Stored data entries >>
* * * *

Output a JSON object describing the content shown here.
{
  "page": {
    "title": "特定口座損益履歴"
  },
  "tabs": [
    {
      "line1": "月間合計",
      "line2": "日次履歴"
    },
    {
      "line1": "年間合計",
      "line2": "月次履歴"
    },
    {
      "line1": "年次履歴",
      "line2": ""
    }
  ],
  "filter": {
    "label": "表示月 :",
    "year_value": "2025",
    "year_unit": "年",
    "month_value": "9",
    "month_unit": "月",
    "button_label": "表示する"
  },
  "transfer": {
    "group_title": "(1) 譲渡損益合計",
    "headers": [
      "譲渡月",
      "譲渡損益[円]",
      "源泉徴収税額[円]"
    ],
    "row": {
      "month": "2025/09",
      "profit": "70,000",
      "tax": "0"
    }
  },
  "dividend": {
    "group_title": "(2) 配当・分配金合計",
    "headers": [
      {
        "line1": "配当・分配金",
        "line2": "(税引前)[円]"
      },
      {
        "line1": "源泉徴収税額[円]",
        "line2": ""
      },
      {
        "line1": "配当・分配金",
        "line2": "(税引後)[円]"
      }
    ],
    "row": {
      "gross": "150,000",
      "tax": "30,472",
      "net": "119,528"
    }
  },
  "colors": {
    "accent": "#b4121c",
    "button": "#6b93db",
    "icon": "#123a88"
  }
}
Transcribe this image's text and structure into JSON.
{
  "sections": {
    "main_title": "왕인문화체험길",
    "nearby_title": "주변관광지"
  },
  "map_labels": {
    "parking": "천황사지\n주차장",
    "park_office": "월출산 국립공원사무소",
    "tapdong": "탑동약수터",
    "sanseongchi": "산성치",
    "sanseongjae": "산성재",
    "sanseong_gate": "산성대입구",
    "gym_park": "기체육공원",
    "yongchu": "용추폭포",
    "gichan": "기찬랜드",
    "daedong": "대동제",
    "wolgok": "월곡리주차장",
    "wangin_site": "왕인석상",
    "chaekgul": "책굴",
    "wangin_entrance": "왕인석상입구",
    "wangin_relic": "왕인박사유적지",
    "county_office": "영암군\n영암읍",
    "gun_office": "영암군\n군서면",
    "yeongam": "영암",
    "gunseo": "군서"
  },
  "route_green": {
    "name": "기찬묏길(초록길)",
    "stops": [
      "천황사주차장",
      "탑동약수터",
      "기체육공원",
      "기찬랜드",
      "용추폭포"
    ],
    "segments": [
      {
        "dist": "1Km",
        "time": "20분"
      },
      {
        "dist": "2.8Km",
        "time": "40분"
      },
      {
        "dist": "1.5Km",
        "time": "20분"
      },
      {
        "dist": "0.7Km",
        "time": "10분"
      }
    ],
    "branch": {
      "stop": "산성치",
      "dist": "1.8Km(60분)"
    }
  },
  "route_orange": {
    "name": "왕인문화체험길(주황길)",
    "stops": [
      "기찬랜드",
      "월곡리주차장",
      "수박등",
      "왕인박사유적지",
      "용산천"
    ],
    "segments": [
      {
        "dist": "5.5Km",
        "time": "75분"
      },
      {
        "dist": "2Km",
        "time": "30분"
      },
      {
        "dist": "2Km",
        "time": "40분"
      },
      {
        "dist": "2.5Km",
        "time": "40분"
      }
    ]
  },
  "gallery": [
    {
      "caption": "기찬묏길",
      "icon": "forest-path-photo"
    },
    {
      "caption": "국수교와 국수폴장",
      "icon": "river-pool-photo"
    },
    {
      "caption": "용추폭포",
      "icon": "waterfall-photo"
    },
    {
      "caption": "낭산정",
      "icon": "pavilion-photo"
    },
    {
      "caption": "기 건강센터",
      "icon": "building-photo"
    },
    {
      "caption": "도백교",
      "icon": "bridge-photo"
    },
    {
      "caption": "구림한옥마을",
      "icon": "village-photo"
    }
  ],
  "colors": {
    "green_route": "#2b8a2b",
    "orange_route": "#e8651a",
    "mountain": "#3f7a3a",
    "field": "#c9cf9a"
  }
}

* * * *

SET EXERCISE >> Only the lines from the one that contains "Transcribe this image's" to the end of the data should be output, exactly as they appear.

RESPONSE FOR THIS EXERCISE >>
Transcribe this image's text and structure into JSON.
{
  "sections": {
    "main_title": "왕인문화체험길",
    "nearby_title": "주변관광지"
  },
  "map_labels": {
    "parking": "천황사지\n주차장",
    "park_office": "월출산 국립공원사무소",
    "tapdong": "탑동약수터",
    "sanseongchi": "산성치",
    "sanseongjae": "산성재",
    "sanseong_gate": "산성대입구",
    "gym_park": "기체육공원",
    "yongchu": "용추폭포",
    "gichan": "기찬랜드",
    "daedong": "대동제",
    "wolgok": "월곡리주차장",
    "wangin_site": "왕인석상",
    "chaekgul": "책굴",
    "wangin_entrance": "왕인석상입구",
    "wangin_relic": "왕인박사유적지",
    "county_office": "영암군\n영암읍",
    "gun_office": "영암군\n군서면",
    "yeongam": "영암",
    "gunseo": "군서"
  },
  "route_green": {
    "name": "기찬묏길(초록길)",
    "stops": [
      "천황사주차장",
      "탑동약수터",
      "기체육공원",
      "기찬랜드",
      "용추폭포"
    ],
    "segments": [
      {
        "dist": "1Km",
        "time": "20분"
      },
      {
        "dist": "2.8Km",
        "time": "40분"
      },
      {
        "dist": "1.5Km",
        "time": "20분"
      },
      {
        "dist": "0.7Km",
        "time": "10분"
      }
    ],
    "branch": {
      "stop": "산성치",
      "dist": "1.8Km(60분)"
    }
  },
  "route_orange": {
    "name": "왕인문화체험길(주황길)",
    "stops": [
      "기찬랜드",
      "월곡리주차장",
      "수박등",
      "왕인박사유적지",
      "용산천"
    ],
    "segments": [
      {
        "dist": "5.5Km",
        "time": "75분"
      },
      {
        "dist": "2Km",
        "time": "30분"
      },
      {
        "dist": "2Km",
        "time": "40분"
      },
      {
        "dist": "2.5Km",
        "time": "40분"
      }
    ]
  },
  "gallery": [
    {
      "caption": "기찬묏길",
      "icon": "forest-path-photo"
    },
    {
      "caption": "국수교와 국수폴장",
      "icon": "river-pool-photo"
    },
    {
      "caption": "용추폭포",
      "icon": "waterfall-photo"
    },
    {
      "caption": "낭산정",
      "icon": "pavilion-photo"
    },
    {
      "caption": "기 건강센터",
      "icon": "building-photo"
    },
    {
      "caption": "도백교",
      "icon": "bridge-photo"
    },
    {
      "caption": "구림한옥마을",
      "icon": "village-photo"
    }
  ],
  "colors": {
    "green_route": "#2b8a2b",
    "orange_route": "#e8651a",
    "mountain": "#3f7a3a",
    "field": "#c9cf9a"
  }
}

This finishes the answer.